→ **Annotated element entries**
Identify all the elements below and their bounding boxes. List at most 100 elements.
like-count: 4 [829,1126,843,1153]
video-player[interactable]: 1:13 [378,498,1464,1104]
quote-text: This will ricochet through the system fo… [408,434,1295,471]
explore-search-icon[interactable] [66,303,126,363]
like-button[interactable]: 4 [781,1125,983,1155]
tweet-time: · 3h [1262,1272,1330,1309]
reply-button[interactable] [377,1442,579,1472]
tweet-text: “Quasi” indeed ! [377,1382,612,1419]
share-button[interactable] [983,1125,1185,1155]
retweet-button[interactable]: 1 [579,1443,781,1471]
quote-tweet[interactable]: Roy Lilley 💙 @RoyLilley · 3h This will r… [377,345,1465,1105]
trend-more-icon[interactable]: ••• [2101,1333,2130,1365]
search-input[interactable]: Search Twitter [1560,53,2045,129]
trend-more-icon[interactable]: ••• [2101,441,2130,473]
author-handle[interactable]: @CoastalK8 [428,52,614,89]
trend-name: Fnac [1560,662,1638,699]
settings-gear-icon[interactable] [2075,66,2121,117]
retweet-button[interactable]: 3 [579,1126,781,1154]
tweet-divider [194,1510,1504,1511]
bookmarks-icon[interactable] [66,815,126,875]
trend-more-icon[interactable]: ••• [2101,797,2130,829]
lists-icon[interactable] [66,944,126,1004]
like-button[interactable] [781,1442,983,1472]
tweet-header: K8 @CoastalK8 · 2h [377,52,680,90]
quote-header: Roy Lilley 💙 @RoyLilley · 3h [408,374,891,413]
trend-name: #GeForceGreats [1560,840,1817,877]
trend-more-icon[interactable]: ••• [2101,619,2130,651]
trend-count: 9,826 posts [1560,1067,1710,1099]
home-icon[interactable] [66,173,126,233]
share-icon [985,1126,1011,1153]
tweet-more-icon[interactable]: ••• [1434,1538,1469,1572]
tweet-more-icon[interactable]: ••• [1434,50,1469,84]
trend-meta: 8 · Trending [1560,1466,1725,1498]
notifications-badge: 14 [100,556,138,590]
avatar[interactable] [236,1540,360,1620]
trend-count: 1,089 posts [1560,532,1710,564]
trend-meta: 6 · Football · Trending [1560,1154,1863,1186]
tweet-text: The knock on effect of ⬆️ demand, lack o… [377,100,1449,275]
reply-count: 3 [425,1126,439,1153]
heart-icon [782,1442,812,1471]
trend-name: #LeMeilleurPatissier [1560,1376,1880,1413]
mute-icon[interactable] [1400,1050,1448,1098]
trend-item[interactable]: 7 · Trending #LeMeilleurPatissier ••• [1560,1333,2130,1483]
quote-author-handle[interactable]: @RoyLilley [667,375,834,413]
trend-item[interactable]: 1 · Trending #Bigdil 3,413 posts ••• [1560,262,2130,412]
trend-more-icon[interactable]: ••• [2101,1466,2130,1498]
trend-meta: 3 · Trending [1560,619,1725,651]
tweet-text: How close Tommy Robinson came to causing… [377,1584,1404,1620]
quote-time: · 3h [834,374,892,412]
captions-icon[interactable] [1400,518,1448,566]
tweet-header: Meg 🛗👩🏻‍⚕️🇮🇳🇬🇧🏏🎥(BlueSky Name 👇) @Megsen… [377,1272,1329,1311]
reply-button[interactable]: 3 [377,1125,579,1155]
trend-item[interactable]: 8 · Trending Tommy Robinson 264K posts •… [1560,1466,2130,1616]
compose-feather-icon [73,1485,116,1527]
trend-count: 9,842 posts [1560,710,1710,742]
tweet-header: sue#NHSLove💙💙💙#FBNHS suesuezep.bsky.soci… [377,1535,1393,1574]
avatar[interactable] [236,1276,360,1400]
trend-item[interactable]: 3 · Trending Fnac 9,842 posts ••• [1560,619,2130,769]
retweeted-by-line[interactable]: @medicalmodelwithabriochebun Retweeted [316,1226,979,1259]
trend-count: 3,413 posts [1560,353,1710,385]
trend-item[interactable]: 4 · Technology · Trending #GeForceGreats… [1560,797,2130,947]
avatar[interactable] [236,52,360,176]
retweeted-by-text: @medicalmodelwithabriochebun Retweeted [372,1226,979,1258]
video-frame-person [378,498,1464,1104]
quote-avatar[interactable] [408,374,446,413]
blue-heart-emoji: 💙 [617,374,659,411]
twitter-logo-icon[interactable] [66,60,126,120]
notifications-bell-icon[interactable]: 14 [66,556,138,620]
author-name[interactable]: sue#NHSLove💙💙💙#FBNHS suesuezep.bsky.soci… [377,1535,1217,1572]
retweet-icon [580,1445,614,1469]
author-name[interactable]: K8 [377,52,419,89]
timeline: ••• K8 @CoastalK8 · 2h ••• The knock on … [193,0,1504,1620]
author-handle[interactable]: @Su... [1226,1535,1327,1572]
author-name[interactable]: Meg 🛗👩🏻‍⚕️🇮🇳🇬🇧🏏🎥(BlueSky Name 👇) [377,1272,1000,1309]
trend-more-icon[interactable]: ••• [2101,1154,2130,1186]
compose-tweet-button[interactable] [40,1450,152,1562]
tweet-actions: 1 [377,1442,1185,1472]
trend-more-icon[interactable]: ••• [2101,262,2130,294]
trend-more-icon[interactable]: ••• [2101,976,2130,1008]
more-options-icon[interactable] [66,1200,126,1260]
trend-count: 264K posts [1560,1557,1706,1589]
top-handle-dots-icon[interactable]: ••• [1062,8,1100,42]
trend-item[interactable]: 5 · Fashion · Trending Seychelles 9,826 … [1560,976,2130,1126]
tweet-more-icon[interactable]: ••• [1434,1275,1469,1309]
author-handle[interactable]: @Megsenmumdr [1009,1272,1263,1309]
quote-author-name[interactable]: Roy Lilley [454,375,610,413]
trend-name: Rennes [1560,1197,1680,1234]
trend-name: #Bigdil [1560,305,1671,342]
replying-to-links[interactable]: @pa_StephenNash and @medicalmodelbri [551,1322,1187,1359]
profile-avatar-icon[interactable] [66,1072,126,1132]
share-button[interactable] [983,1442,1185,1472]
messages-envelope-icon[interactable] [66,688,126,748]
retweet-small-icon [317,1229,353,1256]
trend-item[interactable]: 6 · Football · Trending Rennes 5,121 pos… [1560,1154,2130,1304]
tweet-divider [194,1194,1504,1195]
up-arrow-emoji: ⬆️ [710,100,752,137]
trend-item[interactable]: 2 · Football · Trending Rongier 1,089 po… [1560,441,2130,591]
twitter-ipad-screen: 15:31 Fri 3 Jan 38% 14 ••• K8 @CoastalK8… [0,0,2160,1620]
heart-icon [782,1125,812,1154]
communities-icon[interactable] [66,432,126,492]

→ **REQUIREMENT**
Extract every line from each of the rows above and reproduce it without any change.

→ **ANSWER TO THIS TASK**
Identify all the elements below and their bounding boxes. List at most 100 elements.
like-count: 4 [829,1126,843,1153]
video-player[interactable]: 1:13 [378,498,1464,1104]
quote-text: This will ricochet through the system fo… [408,434,1295,471]
explore-search-icon[interactable] [66,303,126,363]
like-button[interactable]: 4 [781,1125,983,1155]
tweet-time: · 3h [1262,1272,1330,1309]
reply-button[interactable] [377,1442,579,1472]
tweet-text: “Quasi” indeed ! [377,1382,612,1419]
share-button[interactable] [983,1125,1185,1155]
retweet-button[interactable]: 1 [579,1443,781,1471]
quote-tweet[interactable]: Roy Lilley 💙 @RoyLilley · 3h This will r… [377,345,1465,1105]
trend-more-icon[interactable]: ••• [2101,1333,2130,1365]
search-input[interactable]: Search Twitter [1560,53,2045,129]
trend-more-icon[interactable]: ••• [2101,441,2130,473]
author-handle[interactable]: @CoastalK8 [428,52,614,89]
trend-name: Fnac [1560,662,1638,699]
settings-gear-icon[interactable] [2075,66,2121,117]
retweet-button[interactable]: 3 [579,1126,781,1154]
tweet-divider [194,1510,1504,1511]
bookmarks-icon[interactable] [66,815,126,875]
trend-more-icon[interactable]: ••• [2101,797,2130,829]
lists-icon[interactable] [66,944,126,1004]
like-button[interactable] [781,1442,983,1472]
tweet-header: K8 @CoastalK8 · 2h [377,52,680,90]
quote-header: Roy Lilley 💙 @RoyLilley · 3h [408,374,891,413]
trend-name: #GeForceGreats [1560,840,1817,877]
trend-more-icon[interactable]: ••• [2101,619,2130,651]
trend-count: 9,826 posts [1560,1067,1710,1099]
home-icon[interactable] [66,173,126,233]
share-icon [985,1126,1011,1153]
tweet-more-icon[interactable]: ••• [1434,1538,1469,1572]
tweet-more-icon[interactable]: ••• [1434,50,1469,84]
trend-meta: 8 · Trending [1560,1466,1725,1498]
notifications-badge: 14 [100,556,138,590]
avatar[interactable] [236,1540,360,1620]
trend-count: 1,089 posts [1560,532,1710,564]
trend-meta: 6 · Football · Trending [1560,1154,1863,1186]
tweet-text: The knock on effect of ⬆️ demand, lack o… [377,100,1449,275]
reply-count: 3 [425,1126,439,1153]
heart-icon [782,1442,812,1471]
trend-name: #LeMeilleurPatissier [1560,1376,1880,1413]
mute-icon[interactable] [1400,1050,1448,1098]
trend-item[interactable]: 7 · Trending #LeMeilleurPatissier ••• [1560,1333,2130,1483]
quote-author-handle[interactable]: @RoyLilley [667,375,834,413]
trend-item[interactable]: 1 · Trending #Bigdil 3,413 posts ••• [1560,262,2130,412]
trend-more-icon[interactable]: ••• [2101,1466,2130,1498]
trend-meta: 3 · Trending [1560,619,1725,651]
tweet-text: How close Tommy Robinson came to causing… [377,1584,1404,1620]
quote-time: · 3h [834,374,892,412]
captions-icon[interactable] [1400,518,1448,566]
tweet-header: Meg 🛗👩🏻‍⚕️🇮🇳🇬🇧🏏🎥(BlueSky Name 👇) @Megsen… [377,1272,1329,1311]
reply-button[interactable]: 3 [377,1125,579,1155]
trend-item[interactable]: 8 · Trending Tommy Robinson 264K posts •… [1560,1466,2130,1616]
compose-feather-icon [73,1485,116,1527]
trend-count: 9,842 posts [1560,710,1710,742]
tweet-header: sue#NHSLove💙💙💙#FBNHS suesuezep.bsky.soci… [377,1535,1393,1574]
avatar[interactable] [236,1276,360,1400]
trend-item[interactable]: 3 · Trending Fnac 9,842 posts ••• [1560,619,2130,769]
retweeted-by-line[interactable]: @medicalmodelwithabriochebun Retweeted [316,1226,979,1259]
trend-count: 3,413 posts [1560,353,1710,385]
trend-item[interactable]: 4 · Technology · Trending #GeForceGreats… [1560,797,2130,947]
avatar[interactable] [236,52,360,176]
retweeted-by-text: @medicalmodelwithabriochebun Retweeted [372,1226,979,1258]
video-frame-person [378,498,1464,1104]
quote-avatar[interactable] [408,374,446,413]
blue-heart-emoji: 💙 [617,374,659,411]
twitter-logo-icon[interactable] [66,60,126,120]
notifications-bell-icon[interactable]: 14 [66,556,138,620]
author-name[interactable]: sue#NHSLove💙💙💙#FBNHS suesuezep.bsky.soci… [377,1535,1217,1572]
retweet-icon [580,1445,614,1469]
author-name[interactable]: K8 [377,52,419,89]
timeline: ••• K8 @CoastalK8 · 2h ••• The knock on … [193,0,1504,1620]
author-handle[interactable]: @Su... [1226,1535,1327,1572]
author-name[interactable]: Meg 🛗👩🏻‍⚕️🇮🇳🇬🇧🏏🎥(BlueSky Name 👇) [377,1272,1000,1309]
trend-more-icon[interactable]: ••• [2101,1154,2130,1186]
compose-tweet-button[interactable] [40,1450,152,1562]
tweet-actions: 1 [377,1442,1185,1472]
trend-more-icon[interactable]: ••• [2101,262,2130,294]
trend-more-icon[interactable]: ••• [2101,976,2130,1008]
more-options-icon[interactable] [66,1200,126,1260]
trend-count: 264K posts [1560,1557,1706,1589]
top-handle-dots-icon[interactable]: ••• [1062,8,1100,42]
trend-item[interactable]: 5 · Fashion · Trending Seychelles 9,826 … [1560,976,2130,1126]
tweet-more-icon[interactable]: ••• [1434,1275,1469,1309]
author-handle[interactable]: @Megsenmumdr [1009,1272,1263,1309]
quote-author-name[interactable]: Roy Lilley [454,375,610,413]
trend-name: Rennes [1560,1197,1680,1234]
trend-name: #Bigdil [1560,305,1671,342]
replying-to-links[interactable]: @pa_StephenNash and @medicalmodelbri [551,1322,1187,1359]
profile-avatar-icon[interactable] [66,1072,126,1132]
share-button[interactable] [983,1442,1185,1472]
messages-envelope-icon[interactable] [66,688,126,748]
retweet-small-icon [317,1229,353,1256]
trend-item[interactable]: 6 · Football · Trending Rennes 5,121 pos… [1560,1154,2130,1304]
tweet-divider [194,1194,1504,1195]
up-arrow-emoji: ⬆️ [710,100,752,137]
trend-item[interactable]: 2 · Football · Trending Rongier 1,089 po… [1560,441,2130,591]
twitter-ipad-screen: 15:31 Fri 3 Jan 38% 14 ••• K8 @CoastalK8… [0,0,2160,1620]
heart-icon [782,1125,812,1154]
communities-icon[interactable] [66,432,126,492]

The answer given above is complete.